◆ **SET TASK**
Locate every line that holds the string "Goodwood" and copy it.

[Data records]
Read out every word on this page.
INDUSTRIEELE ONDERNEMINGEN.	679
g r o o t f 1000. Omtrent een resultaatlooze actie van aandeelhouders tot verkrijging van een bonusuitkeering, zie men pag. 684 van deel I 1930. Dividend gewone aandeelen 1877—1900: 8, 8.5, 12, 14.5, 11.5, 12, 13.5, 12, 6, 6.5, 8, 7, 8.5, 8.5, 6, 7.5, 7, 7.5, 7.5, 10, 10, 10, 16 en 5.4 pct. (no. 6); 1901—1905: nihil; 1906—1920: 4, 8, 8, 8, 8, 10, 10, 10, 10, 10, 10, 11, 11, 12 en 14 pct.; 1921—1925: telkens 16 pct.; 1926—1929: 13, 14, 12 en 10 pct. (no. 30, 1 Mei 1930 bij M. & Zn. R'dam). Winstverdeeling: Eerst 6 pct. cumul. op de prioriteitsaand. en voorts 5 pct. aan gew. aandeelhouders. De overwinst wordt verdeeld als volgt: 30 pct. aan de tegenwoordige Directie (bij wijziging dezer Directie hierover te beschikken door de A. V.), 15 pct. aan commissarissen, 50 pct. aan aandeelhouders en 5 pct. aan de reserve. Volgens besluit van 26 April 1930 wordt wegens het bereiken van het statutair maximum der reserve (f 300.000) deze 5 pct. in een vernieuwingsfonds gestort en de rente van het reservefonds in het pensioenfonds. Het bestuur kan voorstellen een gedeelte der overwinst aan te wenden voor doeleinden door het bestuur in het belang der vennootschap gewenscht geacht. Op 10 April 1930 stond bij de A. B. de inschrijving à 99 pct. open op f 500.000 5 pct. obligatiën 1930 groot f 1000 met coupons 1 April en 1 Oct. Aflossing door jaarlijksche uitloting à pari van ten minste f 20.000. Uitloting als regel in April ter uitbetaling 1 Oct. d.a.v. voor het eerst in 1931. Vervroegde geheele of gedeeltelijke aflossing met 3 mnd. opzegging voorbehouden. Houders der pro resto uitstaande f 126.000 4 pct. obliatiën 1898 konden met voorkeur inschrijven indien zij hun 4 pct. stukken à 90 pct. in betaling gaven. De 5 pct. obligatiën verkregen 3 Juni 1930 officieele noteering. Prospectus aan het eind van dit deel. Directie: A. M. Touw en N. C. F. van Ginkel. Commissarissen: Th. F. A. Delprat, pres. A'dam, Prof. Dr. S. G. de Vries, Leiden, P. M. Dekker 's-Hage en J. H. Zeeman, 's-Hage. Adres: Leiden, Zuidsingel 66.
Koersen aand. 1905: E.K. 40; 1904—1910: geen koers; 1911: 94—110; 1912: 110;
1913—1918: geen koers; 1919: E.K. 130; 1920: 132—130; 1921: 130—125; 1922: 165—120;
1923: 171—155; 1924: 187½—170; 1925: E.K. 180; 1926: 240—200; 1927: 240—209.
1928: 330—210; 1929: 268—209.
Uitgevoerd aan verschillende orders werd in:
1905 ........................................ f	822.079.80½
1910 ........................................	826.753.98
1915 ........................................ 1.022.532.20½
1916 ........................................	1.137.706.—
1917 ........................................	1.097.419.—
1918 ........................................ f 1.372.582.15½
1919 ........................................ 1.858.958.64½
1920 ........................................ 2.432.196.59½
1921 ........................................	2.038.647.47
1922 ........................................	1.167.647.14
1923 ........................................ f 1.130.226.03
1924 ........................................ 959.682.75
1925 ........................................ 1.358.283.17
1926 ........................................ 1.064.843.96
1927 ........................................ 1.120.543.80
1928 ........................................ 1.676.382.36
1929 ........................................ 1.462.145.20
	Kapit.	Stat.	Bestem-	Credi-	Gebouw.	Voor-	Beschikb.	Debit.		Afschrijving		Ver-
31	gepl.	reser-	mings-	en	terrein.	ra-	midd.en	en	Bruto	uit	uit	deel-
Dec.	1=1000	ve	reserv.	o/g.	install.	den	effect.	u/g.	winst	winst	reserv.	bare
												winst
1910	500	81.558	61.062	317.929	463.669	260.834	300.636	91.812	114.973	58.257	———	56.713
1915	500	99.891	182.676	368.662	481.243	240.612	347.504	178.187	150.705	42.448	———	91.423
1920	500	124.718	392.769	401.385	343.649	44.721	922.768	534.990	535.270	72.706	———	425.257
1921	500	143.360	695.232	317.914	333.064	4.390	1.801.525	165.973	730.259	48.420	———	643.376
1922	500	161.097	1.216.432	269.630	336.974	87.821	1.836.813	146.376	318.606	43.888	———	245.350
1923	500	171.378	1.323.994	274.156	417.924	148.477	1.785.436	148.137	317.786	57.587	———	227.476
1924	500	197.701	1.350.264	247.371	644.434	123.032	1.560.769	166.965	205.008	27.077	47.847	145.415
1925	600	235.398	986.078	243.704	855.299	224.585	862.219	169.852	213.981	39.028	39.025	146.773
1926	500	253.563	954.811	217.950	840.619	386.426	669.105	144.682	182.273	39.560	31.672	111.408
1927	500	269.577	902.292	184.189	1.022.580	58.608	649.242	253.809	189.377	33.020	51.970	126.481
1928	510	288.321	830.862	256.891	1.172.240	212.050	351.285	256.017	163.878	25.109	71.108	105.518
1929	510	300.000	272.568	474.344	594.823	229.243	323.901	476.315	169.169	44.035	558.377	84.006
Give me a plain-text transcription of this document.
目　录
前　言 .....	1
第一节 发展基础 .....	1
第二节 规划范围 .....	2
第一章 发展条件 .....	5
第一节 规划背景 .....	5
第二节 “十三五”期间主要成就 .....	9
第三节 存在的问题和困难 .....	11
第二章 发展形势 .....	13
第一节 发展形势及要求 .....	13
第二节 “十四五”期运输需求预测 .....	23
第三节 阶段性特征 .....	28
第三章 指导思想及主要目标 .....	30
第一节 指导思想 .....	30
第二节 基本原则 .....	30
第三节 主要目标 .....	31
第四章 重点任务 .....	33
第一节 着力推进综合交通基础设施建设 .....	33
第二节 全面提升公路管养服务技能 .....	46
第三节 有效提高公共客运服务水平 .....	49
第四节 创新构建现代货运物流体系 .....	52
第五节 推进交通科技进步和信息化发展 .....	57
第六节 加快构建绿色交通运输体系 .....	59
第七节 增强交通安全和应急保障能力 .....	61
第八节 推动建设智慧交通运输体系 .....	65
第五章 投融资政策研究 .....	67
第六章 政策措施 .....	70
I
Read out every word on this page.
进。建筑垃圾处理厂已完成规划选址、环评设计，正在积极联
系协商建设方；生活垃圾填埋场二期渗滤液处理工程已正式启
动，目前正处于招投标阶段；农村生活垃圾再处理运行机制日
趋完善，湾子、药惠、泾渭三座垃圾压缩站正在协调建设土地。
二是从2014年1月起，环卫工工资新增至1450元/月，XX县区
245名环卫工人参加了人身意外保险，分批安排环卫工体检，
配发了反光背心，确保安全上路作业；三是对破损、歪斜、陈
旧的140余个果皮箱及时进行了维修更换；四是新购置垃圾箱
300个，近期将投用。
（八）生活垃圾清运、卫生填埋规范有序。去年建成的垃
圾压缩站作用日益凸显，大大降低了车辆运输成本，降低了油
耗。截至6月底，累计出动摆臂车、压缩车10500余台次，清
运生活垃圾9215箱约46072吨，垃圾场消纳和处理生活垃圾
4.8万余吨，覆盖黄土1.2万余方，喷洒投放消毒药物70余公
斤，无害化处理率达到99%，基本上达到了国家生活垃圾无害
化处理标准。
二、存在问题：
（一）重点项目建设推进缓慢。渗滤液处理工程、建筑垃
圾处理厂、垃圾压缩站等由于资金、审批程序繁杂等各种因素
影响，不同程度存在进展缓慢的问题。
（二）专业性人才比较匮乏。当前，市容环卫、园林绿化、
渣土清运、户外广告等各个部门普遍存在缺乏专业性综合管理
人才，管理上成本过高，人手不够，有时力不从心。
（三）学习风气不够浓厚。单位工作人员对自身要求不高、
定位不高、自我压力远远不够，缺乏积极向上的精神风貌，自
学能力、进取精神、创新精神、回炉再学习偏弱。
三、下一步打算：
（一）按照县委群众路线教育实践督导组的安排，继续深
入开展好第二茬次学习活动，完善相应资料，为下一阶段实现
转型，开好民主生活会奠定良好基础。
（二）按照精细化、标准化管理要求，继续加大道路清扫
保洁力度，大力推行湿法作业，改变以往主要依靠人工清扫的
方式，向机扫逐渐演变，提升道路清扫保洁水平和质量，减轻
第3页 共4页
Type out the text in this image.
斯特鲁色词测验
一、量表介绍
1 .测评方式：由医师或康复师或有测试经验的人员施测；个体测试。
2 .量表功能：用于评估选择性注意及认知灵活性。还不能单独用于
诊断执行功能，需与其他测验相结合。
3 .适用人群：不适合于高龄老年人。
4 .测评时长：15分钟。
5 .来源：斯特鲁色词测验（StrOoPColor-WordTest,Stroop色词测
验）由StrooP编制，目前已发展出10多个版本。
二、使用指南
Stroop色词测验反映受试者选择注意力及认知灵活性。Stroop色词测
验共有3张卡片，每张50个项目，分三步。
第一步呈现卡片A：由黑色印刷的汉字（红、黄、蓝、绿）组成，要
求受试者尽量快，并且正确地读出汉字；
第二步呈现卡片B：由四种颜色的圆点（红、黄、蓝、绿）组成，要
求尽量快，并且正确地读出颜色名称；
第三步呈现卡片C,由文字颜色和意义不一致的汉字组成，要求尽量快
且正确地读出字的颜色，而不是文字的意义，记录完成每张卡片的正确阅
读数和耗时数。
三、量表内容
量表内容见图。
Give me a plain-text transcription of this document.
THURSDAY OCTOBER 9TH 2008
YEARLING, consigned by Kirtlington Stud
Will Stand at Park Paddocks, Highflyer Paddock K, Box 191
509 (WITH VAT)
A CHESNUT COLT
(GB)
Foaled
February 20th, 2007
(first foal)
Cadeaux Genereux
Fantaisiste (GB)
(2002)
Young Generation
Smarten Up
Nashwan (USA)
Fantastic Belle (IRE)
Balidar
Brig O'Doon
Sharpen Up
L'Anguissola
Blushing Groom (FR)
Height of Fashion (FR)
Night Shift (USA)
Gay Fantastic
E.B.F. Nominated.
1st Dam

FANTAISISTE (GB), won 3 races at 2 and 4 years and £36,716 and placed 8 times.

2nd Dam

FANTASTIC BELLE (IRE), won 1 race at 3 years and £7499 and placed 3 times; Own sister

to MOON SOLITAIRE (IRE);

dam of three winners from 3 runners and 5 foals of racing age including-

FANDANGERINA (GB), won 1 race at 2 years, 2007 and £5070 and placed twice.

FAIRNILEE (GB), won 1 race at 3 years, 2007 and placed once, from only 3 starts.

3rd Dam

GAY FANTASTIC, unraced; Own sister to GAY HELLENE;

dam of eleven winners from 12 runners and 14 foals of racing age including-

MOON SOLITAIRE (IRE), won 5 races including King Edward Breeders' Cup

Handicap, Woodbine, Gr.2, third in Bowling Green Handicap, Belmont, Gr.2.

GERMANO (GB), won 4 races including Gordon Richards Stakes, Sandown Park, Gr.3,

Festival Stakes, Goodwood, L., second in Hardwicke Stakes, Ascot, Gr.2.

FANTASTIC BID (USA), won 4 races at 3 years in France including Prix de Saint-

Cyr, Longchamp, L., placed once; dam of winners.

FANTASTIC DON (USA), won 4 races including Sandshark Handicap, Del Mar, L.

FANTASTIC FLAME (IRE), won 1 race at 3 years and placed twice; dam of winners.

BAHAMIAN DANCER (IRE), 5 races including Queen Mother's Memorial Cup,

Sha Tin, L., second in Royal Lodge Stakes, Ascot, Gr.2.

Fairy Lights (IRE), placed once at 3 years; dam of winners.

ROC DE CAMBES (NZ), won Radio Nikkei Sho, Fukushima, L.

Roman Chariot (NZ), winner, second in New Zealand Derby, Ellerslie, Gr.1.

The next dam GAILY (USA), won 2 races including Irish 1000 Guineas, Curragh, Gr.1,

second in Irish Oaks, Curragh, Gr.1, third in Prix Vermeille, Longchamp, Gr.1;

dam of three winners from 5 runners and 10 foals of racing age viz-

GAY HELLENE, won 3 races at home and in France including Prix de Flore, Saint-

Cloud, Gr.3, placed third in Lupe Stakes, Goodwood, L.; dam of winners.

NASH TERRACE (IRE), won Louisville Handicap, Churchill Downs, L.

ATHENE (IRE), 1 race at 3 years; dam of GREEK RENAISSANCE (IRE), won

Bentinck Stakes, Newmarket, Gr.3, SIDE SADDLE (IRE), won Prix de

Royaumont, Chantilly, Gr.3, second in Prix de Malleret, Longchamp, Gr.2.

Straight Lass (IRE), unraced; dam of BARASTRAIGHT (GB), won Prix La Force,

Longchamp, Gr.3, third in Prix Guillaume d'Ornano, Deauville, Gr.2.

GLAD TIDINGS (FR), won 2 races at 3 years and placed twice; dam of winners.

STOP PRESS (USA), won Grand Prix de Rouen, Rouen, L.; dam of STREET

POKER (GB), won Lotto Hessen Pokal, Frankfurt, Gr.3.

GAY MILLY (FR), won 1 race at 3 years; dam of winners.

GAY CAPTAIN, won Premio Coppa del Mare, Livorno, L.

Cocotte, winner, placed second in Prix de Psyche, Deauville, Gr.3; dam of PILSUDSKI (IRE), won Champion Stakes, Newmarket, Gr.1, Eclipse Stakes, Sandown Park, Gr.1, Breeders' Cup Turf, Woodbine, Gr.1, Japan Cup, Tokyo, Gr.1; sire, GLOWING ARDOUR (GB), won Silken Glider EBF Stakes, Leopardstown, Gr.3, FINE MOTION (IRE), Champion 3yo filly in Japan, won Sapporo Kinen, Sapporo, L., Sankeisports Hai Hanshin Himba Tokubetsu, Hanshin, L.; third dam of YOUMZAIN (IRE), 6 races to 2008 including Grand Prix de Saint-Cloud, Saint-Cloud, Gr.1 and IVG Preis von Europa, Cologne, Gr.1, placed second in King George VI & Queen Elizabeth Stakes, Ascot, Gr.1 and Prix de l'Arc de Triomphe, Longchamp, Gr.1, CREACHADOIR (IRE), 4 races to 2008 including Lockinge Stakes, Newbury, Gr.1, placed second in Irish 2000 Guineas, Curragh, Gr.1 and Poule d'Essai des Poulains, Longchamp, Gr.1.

◆ **WRITTEN ANSWER**
Festival Stakes, Goodwood, L., second in Hardwicke Stakes, Ascot, Gr.2.
Cloud, Gr.3, placed third in Lupe Stakes, Goodwood, L.; dam of winners.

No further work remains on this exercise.